**PROBLEM TO SOLVE**
The entire listing is to be repeated verbatim.

**DATA EXCERPTS**

········

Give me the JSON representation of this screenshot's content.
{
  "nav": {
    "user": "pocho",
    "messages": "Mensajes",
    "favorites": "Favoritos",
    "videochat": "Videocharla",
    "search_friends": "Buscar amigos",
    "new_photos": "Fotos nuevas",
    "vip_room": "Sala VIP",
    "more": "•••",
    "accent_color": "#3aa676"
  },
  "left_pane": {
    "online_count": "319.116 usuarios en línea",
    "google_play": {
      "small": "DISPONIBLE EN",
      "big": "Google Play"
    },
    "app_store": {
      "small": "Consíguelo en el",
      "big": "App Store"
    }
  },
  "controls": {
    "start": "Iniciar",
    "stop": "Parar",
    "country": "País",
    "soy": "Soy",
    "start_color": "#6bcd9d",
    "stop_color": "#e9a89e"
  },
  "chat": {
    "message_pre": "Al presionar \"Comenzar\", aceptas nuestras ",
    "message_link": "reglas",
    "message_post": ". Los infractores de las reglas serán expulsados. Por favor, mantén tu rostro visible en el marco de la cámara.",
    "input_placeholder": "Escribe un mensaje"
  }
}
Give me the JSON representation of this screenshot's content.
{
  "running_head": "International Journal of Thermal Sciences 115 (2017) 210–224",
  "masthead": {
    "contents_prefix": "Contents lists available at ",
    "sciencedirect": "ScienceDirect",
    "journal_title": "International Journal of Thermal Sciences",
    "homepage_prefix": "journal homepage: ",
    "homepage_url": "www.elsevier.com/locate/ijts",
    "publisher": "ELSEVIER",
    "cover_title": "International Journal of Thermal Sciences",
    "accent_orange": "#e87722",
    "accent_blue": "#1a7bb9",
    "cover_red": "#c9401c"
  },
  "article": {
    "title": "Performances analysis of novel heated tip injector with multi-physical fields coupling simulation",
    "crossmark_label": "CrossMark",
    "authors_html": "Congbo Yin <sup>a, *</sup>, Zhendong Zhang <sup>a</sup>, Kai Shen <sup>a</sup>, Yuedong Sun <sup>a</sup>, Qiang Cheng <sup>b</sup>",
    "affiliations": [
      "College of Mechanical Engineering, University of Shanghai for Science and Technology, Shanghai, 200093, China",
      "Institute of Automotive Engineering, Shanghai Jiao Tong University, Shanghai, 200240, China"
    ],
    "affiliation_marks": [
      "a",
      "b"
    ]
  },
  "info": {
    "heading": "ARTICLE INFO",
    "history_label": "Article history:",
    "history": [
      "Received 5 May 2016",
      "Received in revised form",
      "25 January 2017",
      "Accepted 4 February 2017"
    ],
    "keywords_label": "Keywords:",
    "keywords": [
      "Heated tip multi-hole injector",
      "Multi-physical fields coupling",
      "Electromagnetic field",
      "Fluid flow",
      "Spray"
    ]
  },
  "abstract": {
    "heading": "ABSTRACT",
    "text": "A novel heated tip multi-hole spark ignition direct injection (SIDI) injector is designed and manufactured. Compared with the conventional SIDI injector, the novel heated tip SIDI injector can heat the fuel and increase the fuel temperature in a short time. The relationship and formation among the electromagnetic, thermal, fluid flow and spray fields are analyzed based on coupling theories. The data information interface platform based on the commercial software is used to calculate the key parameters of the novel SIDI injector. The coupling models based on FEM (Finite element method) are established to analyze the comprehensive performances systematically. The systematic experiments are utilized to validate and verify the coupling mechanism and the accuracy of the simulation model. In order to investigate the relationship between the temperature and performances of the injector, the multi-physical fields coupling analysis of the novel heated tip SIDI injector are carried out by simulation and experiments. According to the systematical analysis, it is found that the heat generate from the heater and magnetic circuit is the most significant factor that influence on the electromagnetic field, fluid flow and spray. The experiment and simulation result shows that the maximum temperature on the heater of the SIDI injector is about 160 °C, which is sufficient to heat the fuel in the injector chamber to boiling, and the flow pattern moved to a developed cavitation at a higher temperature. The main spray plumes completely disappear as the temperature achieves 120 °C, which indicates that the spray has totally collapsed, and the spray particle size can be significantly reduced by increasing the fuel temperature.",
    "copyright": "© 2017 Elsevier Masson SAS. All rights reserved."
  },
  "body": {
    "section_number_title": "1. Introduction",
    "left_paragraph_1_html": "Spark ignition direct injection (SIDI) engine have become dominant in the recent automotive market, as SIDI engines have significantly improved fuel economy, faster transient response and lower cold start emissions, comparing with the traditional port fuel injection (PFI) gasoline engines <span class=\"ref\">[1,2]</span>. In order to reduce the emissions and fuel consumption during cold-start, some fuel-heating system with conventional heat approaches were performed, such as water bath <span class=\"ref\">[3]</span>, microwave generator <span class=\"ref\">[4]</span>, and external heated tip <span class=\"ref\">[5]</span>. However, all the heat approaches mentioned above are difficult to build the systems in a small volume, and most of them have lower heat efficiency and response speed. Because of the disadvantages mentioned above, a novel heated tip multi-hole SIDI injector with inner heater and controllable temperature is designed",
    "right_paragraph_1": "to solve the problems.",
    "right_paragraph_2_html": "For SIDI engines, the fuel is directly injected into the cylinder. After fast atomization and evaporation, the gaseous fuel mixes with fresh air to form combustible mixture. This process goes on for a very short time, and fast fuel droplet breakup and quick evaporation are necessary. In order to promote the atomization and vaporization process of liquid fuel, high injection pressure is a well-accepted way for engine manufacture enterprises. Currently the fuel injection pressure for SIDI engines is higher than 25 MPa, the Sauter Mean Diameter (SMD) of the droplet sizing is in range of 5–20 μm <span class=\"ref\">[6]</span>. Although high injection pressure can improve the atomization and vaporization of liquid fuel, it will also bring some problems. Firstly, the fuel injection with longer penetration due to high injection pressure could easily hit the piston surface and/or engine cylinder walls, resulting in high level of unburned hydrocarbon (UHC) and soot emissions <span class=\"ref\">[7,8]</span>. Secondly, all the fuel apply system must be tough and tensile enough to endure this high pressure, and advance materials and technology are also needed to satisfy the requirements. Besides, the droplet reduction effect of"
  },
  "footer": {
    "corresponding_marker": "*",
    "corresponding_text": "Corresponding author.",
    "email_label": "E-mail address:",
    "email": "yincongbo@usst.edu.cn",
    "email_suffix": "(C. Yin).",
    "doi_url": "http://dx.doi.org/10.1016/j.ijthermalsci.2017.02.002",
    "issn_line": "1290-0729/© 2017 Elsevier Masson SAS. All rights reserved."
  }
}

········

**ANSWER TO THE PROBLEM**
Give me the JSON representation of this screenshot's content.
{
  "nav": {
    "user": "pocho",
    "messages": "Mensajes",
    "favorites": "Favoritos",
    "videochat": "Videocharla",
    "search_friends": "Buscar amigos",
    "new_photos": "Fotos nuevas",
    "vip_room": "Sala VIP",
    "more": "•••",
    "accent_color": "#3aa676"
  },
  "left_pane": {
    "online_count": "319.116 usuarios en línea",
    "google_play": {
      "small": "DISPONIBLE EN",
      "big": "Google Play"
    },
    "app_store": {
      "small": "Consíguelo en el",
      "big": "App Store"
    }
  },
  "controls": {
    "start": "Iniciar",
    "stop": "Parar",
    "country": "País",
    "soy": "Soy",
    "start_color": "#6bcd9d",
    "stop_color": "#e9a89e"
  },
  "chat": {
    "message_pre": "Al presionar \"Comenzar\", aceptas nuestras ",
    "message_link": "reglas",
    "message_post": ". Los infractores de las reglas serán expulsados. Por favor, mantén tu rostro visible en el marco de la cámara.",
    "input_placeholder": "Escribe un mensaje"
  }
}
Give me the JSON representation of this screenshot's content.
{
  "running_head": "International Journal of Thermal Sciences 115 (2017) 210–224",
  "masthead": {
    "contents_prefix": "Contents lists available at ",
    "sciencedirect": "ScienceDirect",
    "journal_title": "International Journal of Thermal Sciences",
    "homepage_prefix": "journal homepage: ",
    "homepage_url": "www.elsevier.com/locate/ijts",
    "publisher": "ELSEVIER",
    "cover_title": "International Journal of Thermal Sciences",
    "accent_orange": "#e87722",
    "accent_blue": "#1a7bb9",
    "cover_red": "#c9401c"
  },
  "article": {
    "title": "Performances analysis of novel heated tip injector with multi-physical fields coupling simulation",
    "crossmark_label": "CrossMark",
    "authors_html": "Congbo Yin <sup>a, *</sup>, Zhendong Zhang <sup>a</sup>, Kai Shen <sup>a</sup>, Yuedong Sun <sup>a</sup>, Qiang Cheng <sup>b</sup>",
    "affiliations": [
      "College of Mechanical Engineering, University of Shanghai for Science and Technology, Shanghai, 200093, China",
      "Institute of Automotive Engineering, Shanghai Jiao Tong University, Shanghai, 200240, China"
    ],
    "affiliation_marks": [
      "a",
      "b"
    ]
  },
  "info": {
    "heading": "ARTICLE INFO",
    "history_label": "Article history:",
    "history": [
      "Received 5 May 2016",
      "Received in revised form",
      "25 January 2017",
      "Accepted 4 February 2017"
    ],
    "keywords_label": "Keywords:",
    "keywords": [
      "Heated tip multi-hole injector",
      "Multi-physical fields coupling",
      "Electromagnetic field",
      "Fluid flow",
      "Spray"
    ]
  },
  "abstract": {
    "heading": "ABSTRACT",
    "text": "A novel heated tip multi-hole spark ignition direct injection (SIDI) injector is designed and manufactured. Compared with the conventional SIDI injector, the novel heated tip SIDI injector can heat the fuel and increase the fuel temperature in a short time. The relationship and formation among the electromagnetic, thermal, fluid flow and spray fields are analyzed based on coupling theories. The data information interface platform based on the commercial software is used to calculate the key parameters of the novel SIDI injector. The coupling models based on FEM (Finite element method) are established to analyze the comprehensive performances systematically. The systematic experiments are utilized to validate and verify the coupling mechanism and the accuracy of the simulation model. In order to investigate the relationship between the temperature and performances of the injector, the multi-physical fields coupling analysis of the novel heated tip SIDI injector are carried out by simulation and experiments. According to the systematical analysis, it is found that the heat generate from the heater and magnetic circuit is the most significant factor that influence on the electromagnetic field, fluid flow and spray. The experiment and simulation result shows that the maximum temperature on the heater of the SIDI injector is about 160 °C, which is sufficient to heat the fuel in the injector chamber to boiling, and the flow pattern moved to a developed cavitation at a higher temperature. The main spray plumes completely disappear as the temperature achieves 120 °C, which indicates that the spray has totally collapsed, and the spray particle size can be significantly reduced by increasing the fuel temperature.",
    "copyright": "© 2017 Elsevier Masson SAS. All rights reserved."
  },
  "body": {
    "section_number_title": "1. Introduction",
    "left_paragraph_1_html": "Spark ignition direct injection (SIDI) engine have become dominant in the recent automotive market, as SIDI engines have significantly improved fuel economy, faster transient response and lower cold start emissions, comparing with the traditional port fuel injection (PFI) gasoline engines <span class=\"ref\">[1,2]</span>. In order to reduce the emissions and fuel consumption during cold-start, some fuel-heating system with conventional heat approaches were performed, such as water bath <span class=\"ref\">[3]</span>, microwave generator <span class=\"ref\">[4]</span>, and external heated tip <span class=\"ref\">[5]</span>. However, all the heat approaches mentioned above are difficult to build the systems in a small volume, and most of them have lower heat efficiency and response speed. Because of the disadvantages mentioned above, a novel heated tip multi-hole SIDI injector with inner heater and controllable temperature is designed",
    "right_paragraph_1": "to solve the problems.",
    "right_paragraph_2_html": "For SIDI engines, the fuel is directly injected into the cylinder. After fast atomization and evaporation, the gaseous fuel mixes with fresh air to form combustible mixture. This process goes on for a very short time, and fast fuel droplet breakup and quick evaporation are necessary. In order to promote the atomization and vaporization process of liquid fuel, high injection pressure is a well-accepted way for engine manufacture enterprises. Currently the fuel injection pressure for SIDI engines is higher than 25 MPa, the Sauter Mean Diameter (SMD) of the droplet sizing is in range of 5–20 μm <span class=\"ref\">[6]</span>. Although high injection pressure can improve the atomization and vaporization of liquid fuel, it will also bring some problems. Firstly, the fuel injection with longer penetration due to high injection pressure could easily hit the piston surface and/or engine cylinder walls, resulting in high level of unburned hydrocarbon (UHC) and soot emissions <span class=\"ref\">[7,8]</span>. Secondly, all the fuel apply system must be tough and tensile enough to endure this high pressure, and advance materials and technology are also needed to satisfy the requirements. Besides, the droplet reduction effect of"
  },
  "footer": {
    "corresponding_marker": "*",
    "corresponding_text": "Corresponding author.",
    "email_label": "E-mail address:",
    "email": "yincongbo@usst.edu.cn",
    "email_suffix": "(C. Yin).",
    "doi_url": "http://dx.doi.org/10.1016/j.ijthermalsci.2017.02.002",
    "issn_line": "1290-0729/© 2017 Elsevier Masson SAS. All rights reserved."
  }
}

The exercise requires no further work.